(Records from a collection)
━━━━━━
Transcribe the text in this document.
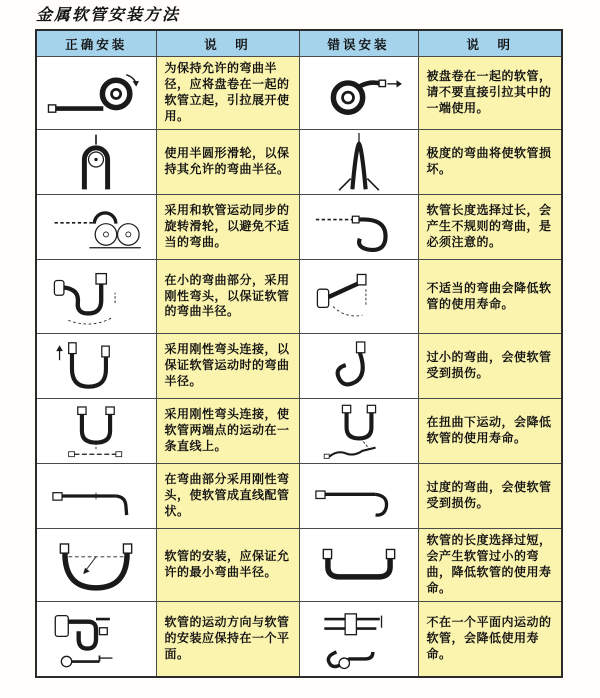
金属软管安装方法
正确安装	说　明	错误安装	说　明

	为保持允许的弯曲半径，应将盘卷在一起的软管立起，引拉展开使用。		被盘卷在一起的软管，请不要直接引拉其中的一端使用。

	使用半圆形滑轮，以保持其允许的弯曲半径。		极度的弯曲将使软管损坏。

	采用和软管运动同步的旋转滑轮，以避免不适当的弯曲。		软管长度选择过长，会产生不规则的弯曲，是必须注意的。

	在小的弯曲部分，采用刚性弯头，以保证软管的弯曲半径。		不适当的弯曲会降低软管的使用寿命。

	采用刚性弯头连接，以保证软管运动时的弯曲半径。		过小的弯曲，会使软管受到损伤。

	采用刚性弯头连接，使软管两端点的运动在一条直线上。		在扭曲下运动，会降低软管的使用寿命。

	在弯曲部分采用刚性弯头，使软管成直线配管状。		过度的弯曲，会使软管受到损伤。

	软管的安装，应保证允许的最小弯曲半径。		软管的长度选择过短，会产生软管过小的弯曲，降低软管的使用寿命。

	软管的运动方向与软管的安装应保持在一个平面。		不在一个平面内运动的软管，会降低使用寿命。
━━━━━━
### TASK GOAL
All of the material above needs to be restated exactly, with no pictures.

### CORRECT RESPONSE
Transcribe the text in this document.
金属软管安装方法
正确安装	说　明	错误安装	说　明

	为保持允许的弯曲半径，应将盘卷在一起的软管立起，引拉展开使用。		被盘卷在一起的软管，请不要直接引拉其中的一端使用。

	使用半圆形滑轮，以保持其允许的弯曲半径。		极度的弯曲将使软管损坏。

	采用和软管运动同步的旋转滑轮，以避免不适当的弯曲。		软管长度选择过长，会产生不规则的弯曲，是必须注意的。

	在小的弯曲部分，采用刚性弯头，以保证软管的弯曲半径。		不适当的弯曲会降低软管的使用寿命。

	采用刚性弯头连接，以保证软管运动时的弯曲半径。		过小的弯曲，会使软管受到损伤。

	采用刚性弯头连接，使软管两端点的运动在一条直线上。		在扭曲下运动，会降低软管的使用寿命。

	在弯曲部分采用刚性弯头，使软管成直线配管状。		过度的弯曲，会使软管受到损伤。

	软管的安装，应保证允许的最小弯曲半径。		软管的长度选择过短，会产生软管过小的弯曲，降低软管的使用寿命。

	软管的运动方向与软管的安装应保持在一个平面。		不在一个平面内运动的软管，会降低使用寿命。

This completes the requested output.